RECORD EXCERPTS –

_ _ _ _

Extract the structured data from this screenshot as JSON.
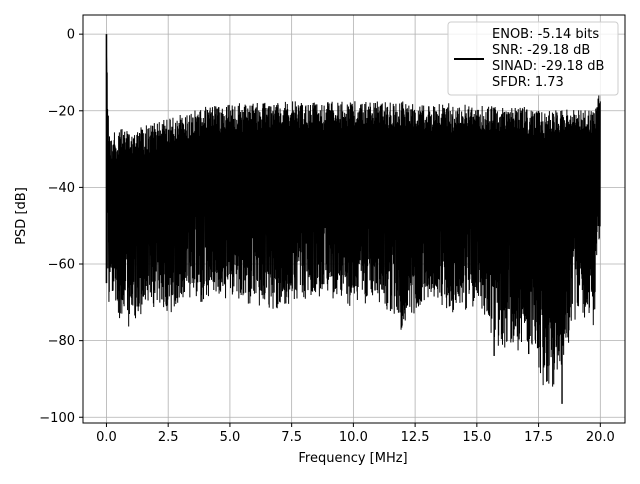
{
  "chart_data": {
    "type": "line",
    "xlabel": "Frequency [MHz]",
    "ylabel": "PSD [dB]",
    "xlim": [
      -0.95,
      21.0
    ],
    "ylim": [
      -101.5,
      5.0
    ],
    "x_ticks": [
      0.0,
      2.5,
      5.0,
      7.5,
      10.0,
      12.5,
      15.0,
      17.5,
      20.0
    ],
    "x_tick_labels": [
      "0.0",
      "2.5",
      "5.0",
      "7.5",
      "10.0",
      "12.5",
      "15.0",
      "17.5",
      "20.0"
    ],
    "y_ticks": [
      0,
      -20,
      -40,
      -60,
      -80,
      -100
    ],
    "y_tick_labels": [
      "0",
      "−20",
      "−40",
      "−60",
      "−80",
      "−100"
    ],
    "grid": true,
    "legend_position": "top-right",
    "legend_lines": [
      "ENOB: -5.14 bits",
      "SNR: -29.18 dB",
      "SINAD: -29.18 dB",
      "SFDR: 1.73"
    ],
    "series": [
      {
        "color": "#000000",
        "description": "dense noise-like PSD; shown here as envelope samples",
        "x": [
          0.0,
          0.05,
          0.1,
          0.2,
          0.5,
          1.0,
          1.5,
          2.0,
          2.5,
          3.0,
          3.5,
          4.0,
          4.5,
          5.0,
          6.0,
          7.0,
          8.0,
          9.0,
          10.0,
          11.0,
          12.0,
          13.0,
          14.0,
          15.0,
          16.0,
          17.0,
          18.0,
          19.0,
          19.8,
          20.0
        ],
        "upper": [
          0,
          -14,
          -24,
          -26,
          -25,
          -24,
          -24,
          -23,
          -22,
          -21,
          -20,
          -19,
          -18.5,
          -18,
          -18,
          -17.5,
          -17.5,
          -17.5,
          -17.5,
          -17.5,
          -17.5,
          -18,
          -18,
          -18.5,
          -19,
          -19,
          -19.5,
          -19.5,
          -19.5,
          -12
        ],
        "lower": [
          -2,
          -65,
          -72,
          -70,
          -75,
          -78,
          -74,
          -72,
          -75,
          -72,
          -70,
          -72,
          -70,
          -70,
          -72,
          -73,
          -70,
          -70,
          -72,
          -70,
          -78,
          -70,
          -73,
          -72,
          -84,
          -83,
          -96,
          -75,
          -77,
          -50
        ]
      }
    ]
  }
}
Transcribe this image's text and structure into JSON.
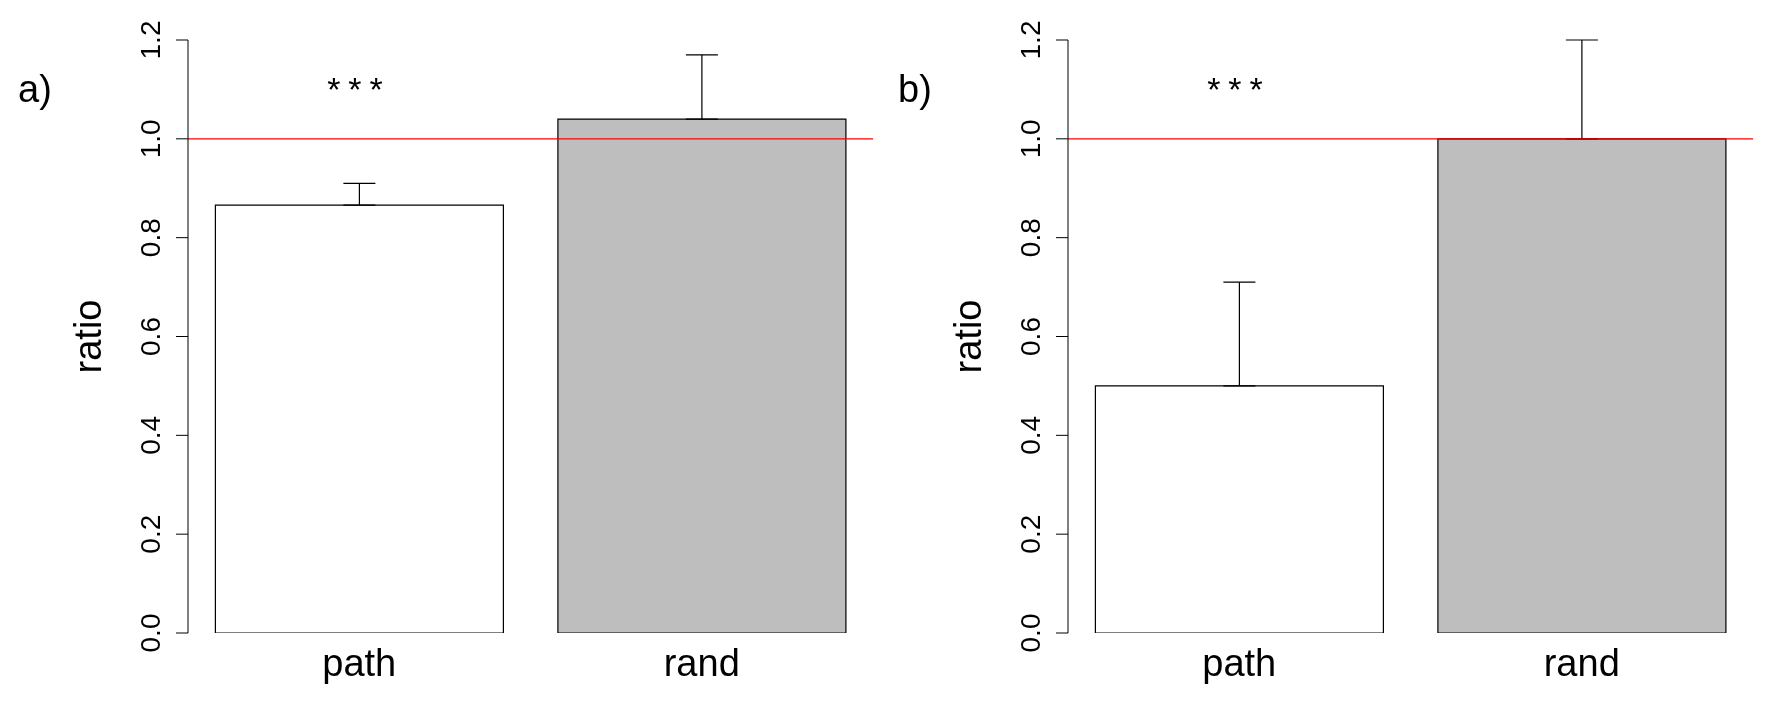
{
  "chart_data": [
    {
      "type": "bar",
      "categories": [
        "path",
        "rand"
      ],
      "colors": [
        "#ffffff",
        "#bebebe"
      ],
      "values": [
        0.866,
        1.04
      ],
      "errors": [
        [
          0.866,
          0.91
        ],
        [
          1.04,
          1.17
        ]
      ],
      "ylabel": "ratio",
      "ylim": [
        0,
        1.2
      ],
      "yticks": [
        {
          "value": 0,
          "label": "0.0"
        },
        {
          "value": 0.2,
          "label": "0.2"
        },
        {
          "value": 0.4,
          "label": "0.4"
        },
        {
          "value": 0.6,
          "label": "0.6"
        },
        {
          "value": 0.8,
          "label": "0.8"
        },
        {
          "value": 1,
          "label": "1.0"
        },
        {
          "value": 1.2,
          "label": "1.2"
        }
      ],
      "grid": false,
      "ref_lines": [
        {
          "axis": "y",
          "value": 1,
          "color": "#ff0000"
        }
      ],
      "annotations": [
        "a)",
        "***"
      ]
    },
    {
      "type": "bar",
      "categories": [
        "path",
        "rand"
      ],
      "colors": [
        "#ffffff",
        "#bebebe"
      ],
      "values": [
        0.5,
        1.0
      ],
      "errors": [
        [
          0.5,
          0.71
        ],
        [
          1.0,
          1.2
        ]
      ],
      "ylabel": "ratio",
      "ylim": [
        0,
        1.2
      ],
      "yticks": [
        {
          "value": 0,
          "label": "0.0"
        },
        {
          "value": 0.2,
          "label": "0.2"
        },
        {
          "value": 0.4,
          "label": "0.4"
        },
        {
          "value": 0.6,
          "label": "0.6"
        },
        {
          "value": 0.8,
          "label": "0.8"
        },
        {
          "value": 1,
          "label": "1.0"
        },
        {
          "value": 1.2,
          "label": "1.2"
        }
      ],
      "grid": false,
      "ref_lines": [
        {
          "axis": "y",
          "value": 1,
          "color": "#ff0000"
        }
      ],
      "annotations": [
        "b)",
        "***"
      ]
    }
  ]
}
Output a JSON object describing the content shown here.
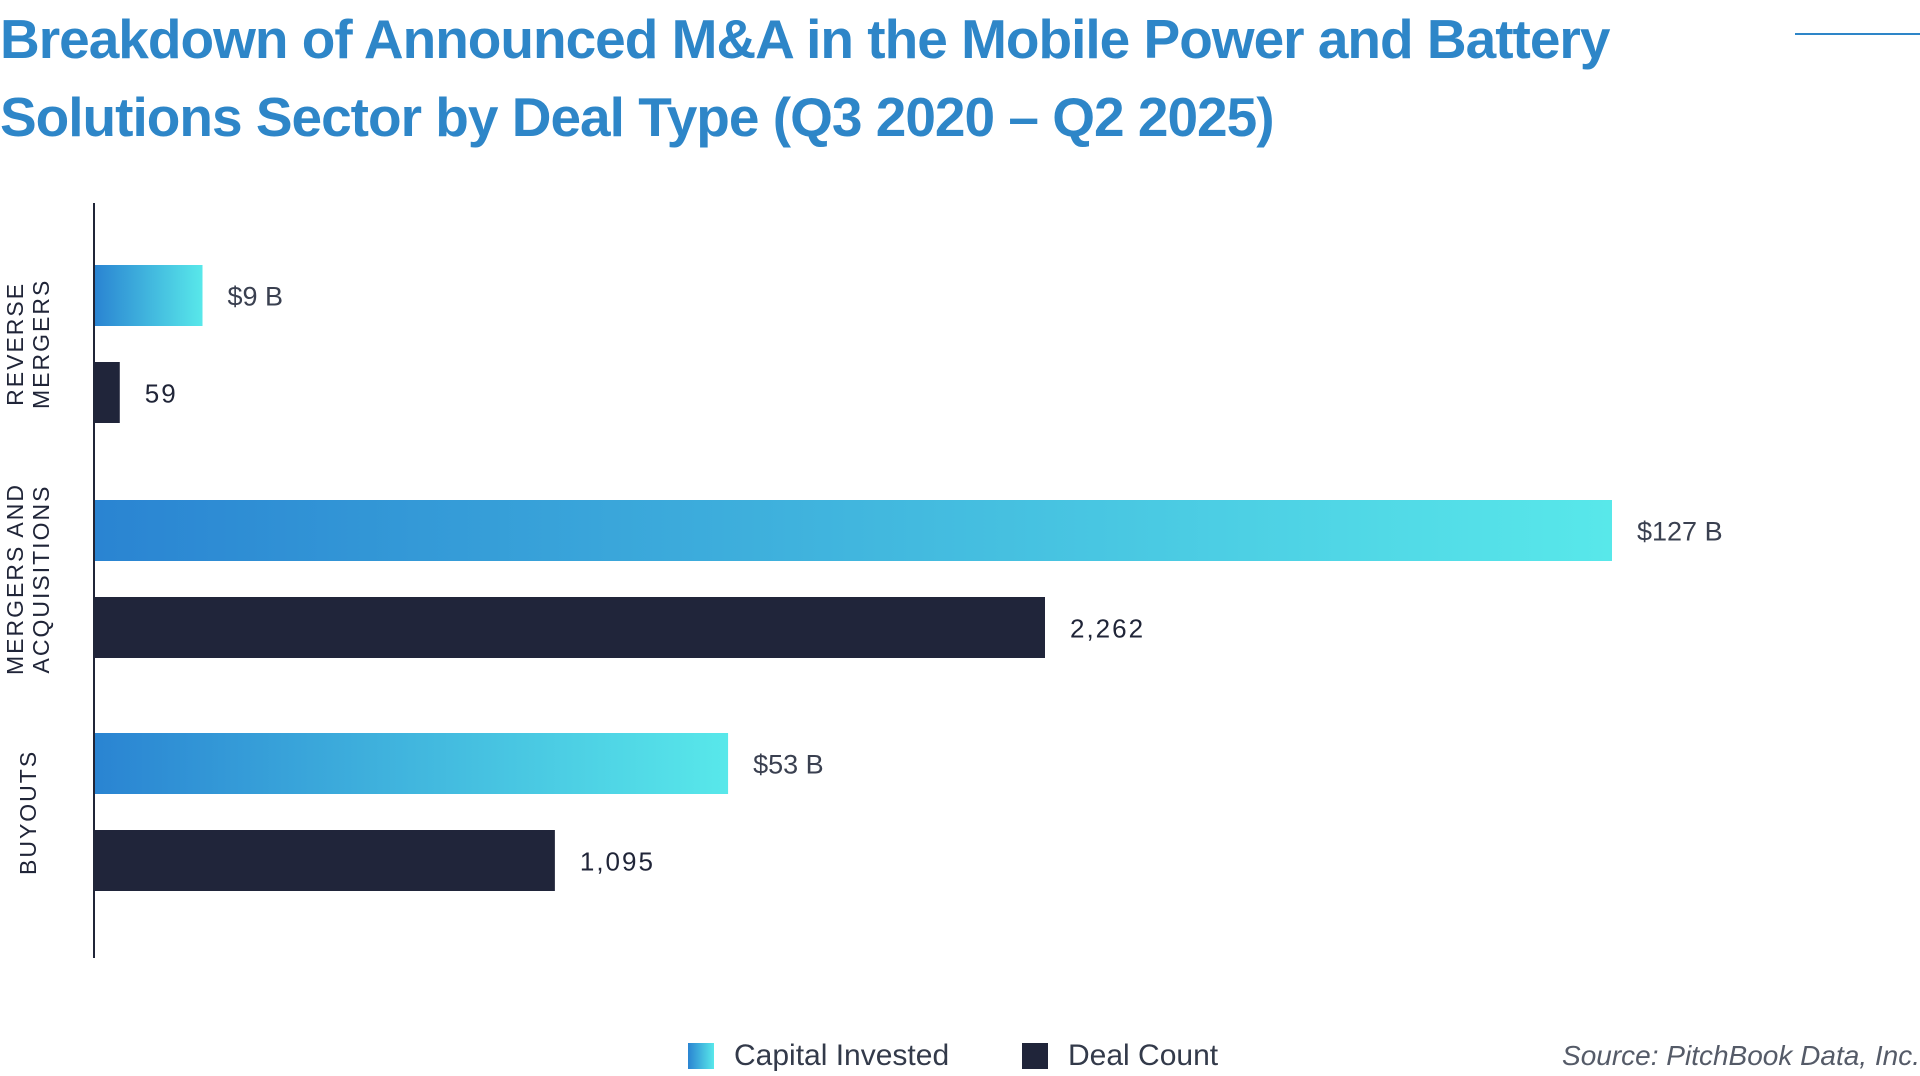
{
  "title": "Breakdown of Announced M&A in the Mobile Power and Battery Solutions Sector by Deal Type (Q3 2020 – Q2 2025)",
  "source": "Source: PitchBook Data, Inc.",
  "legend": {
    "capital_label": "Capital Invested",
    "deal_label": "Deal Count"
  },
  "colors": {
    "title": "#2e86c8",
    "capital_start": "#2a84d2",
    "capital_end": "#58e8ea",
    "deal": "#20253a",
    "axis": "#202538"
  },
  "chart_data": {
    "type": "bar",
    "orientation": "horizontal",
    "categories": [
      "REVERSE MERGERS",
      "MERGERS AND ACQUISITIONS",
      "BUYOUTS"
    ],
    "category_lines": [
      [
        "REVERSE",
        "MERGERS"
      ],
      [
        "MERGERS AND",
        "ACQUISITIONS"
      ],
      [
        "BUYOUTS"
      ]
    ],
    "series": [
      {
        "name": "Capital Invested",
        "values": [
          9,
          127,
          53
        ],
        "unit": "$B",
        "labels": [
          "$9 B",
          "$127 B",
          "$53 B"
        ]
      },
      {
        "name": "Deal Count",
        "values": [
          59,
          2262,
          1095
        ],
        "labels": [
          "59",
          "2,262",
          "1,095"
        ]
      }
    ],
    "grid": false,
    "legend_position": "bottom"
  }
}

_ _ _ _

Transcribe the entries above verbatim, omitting their pictures.

OUTPUT BELOW –
Extract the structured data from this screenshot as JSON.
{
  "chart_data": {
    "type": "line",
    "xlabel": "Frequency [MHz]",
    "ylabel": "PSD [dB]",
    "xlim": [
      -0.95,
      21.0
    ],
    "ylim": [
      -101.5,
      5.0
    ],
    "x_ticks": [
      0.0,
      2.5,
      5.0,
      7.5,
      10.0,
      12.5,
      15.0,
      17.5,
      20.0
    ],
    "x_tick_labels": [
      "0.0",
      "2.5",
      "5.0",
      "7.5",
      "10.0",
      "12.5",
      "15.0",
      "17.5",
      "20.0"
    ],
    "y_ticks": [
      0,
      -20,
      -40,
      -60,
      -80,
      -100
    ],
    "y_tick_labels": [
      "0",
      "−20",
      "−40",
      "−60",
      "−80",
      "−100"
    ],
    "grid": true,
    "legend_position": "top-right",
    "legend_lines": [
      "ENOB: -5.14 bits",
      "SNR: -29.18 dB",
      "SINAD: -29.18 dB",
      "SFDR: 1.73"
    ],
    "series": [
      {
        "color": "#000000",
        "description": "dense noise-like PSD; shown here as envelope samples",
        "x": [
          0.0,
          0.05,
          0.1,
          0.2,
          0.5,
          1.0,
          1.5,
          2.0,
          2.5,
          3.0,
          3.5,
          4.0,
          4.5,
          5.0,
          6.0,
          7.0,
          8.0,
          9.0,
          10.0,
          11.0,
          12.0,
          13.0,
          14.0,
          15.0,
          16.0,
          17.0,
          18.0,
          19.0,
          19.8,
          20.0
        ],
        "upper": [
          0,
          -14,
          -24,
          -26,
          -25,
          -24,
          -24,
          -23,
          -22,
          -21,
          -20,
          -19,
          -18.5,
          -18,
          -18,
          -17.5,
          -17.5,
          -17.5,
          -17.5,
          -17.5,
          -17.5,
          -18,
          -18,
          -18.5,
          -19,
          -19,
          -19.5,
          -19.5,
          -19.5,
          -12
        ],
        "lower": [
          -2,
          -65,
          -72,
          -70,
          -75,
          -78,
          -74,
          -72,
          -75,
          -72,
          -70,
          -72,
          -70,
          -70,
          -72,
          -73,
          -70,
          -70,
          -72,
          -70,
          -78,
          -70,
          -73,
          -72,
          -84,
          -83,
          -96,
          -75,
          -77,
          -50
        ]
      }
    ]
  }
}
Transcribe this image's text and structure into JSON.
{
  "chart_data": [
    {
      "type": "bar",
      "categories": [
        "path",
        "rand"
      ],
      "colors": [
        "#ffffff",
        "#bebebe"
      ],
      "values": [
        0.866,
        1.04
      ],
      "errors": [
        [
          0.866,
          0.91
        ],
        [
          1.04,
          1.17
        ]
      ],
      "ylabel": "ratio",
      "ylim": [
        0,
        1.2
      ],
      "yticks": [
        {
          "value": 0,
          "label": "0.0"
        },
        {
          "value": 0.2,
          "label": "0.2"
        },
        {
          "value": 0.4,
          "label": "0.4"
        },
        {
          "value": 0.6,
          "label": "0.6"
        },
        {
          "value": 0.8,
          "label": "0.8"
        },
        {
          "value": 1,
          "label": "1.0"
        },
        {
          "value": 1.2,
          "label": "1.2"
        }
      ],
      "grid": false,
      "ref_lines": [
        {
          "axis": "y",
          "value": 1,
          "color": "#ff0000"
        }
      ],
      "annotations": [
        "a)",
        "***"
      ]
    },
    {
      "type": "bar",
      "categories": [
        "path",
        "rand"
      ],
      "colors": [
        "#ffffff",
        "#bebebe"
      ],
      "values": [
        0.5,
        1.0
      ],
      "errors": [
        [
          0.5,
          0.71
        ],
        [
          1.0,
          1.2
        ]
      ],
      "ylabel": "ratio",
      "ylim": [
        0,
        1.2
      ],
      "yticks": [
        {
          "value": 0,
          "label": "0.0"
        },
        {
          "value": 0.2,
          "label": "0.2"
        },
        {
          "value": 0.4,
          "label": "0.4"
        },
        {
          "value": 0.6,
          "label": "0.6"
        },
        {
          "value": 0.8,
          "label": "0.8"
        },
        {
          "value": 1,
          "label": "1.0"
        },
        {
          "value": 1.2,
          "label": "1.2"
        }
      ],
      "grid": false,
      "ref_lines": [
        {
          "axis": "y",
          "value": 1,
          "color": "#ff0000"
        }
      ],
      "annotations": [
        "b)",
        "***"
      ]
    }
  ]
}
Output a JSON object describing the content shown here.
{
  "title": "Breakdown of Announced M&A in the Mobile Power and Battery Solutions Sector by Deal Type (Q3 2020 – Q2 2025)",
  "source": "Source: PitchBook Data, Inc.",
  "legend": {
    "capital_label": "Capital Invested",
    "deal_label": "Deal Count"
  },
  "colors": {
    "title": "#2e86c8",
    "capital_start": "#2a84d2",
    "capital_end": "#58e8ea",
    "deal": "#20253a",
    "axis": "#202538"
  },
  "chart_data": {
    "type": "bar",
    "orientation": "horizontal",
    "categories": [
      "REVERSE MERGERS",
      "MERGERS AND ACQUISITIONS",
      "BUYOUTS"
    ],
    "category_lines": [
      [
        "REVERSE",
        "MERGERS"
      ],
      [
        "MERGERS AND",
        "ACQUISITIONS"
      ],
      [
        "BUYOUTS"
      ]
    ],
    "series": [
      {
        "name": "Capital Invested",
        "values": [
          9,
          127,
          53
        ],
        "unit": "$B",
        "labels": [
          "$9 B",
          "$127 B",
          "$53 B"
        ]
      },
      {
        "name": "Deal Count",
        "values": [
          59,
          2262,
          1095
        ],
        "labels": [
          "59",
          "2,262",
          "1,095"
        ]
      }
    ],
    "grid": false,
    "legend_position": "bottom"
  }
}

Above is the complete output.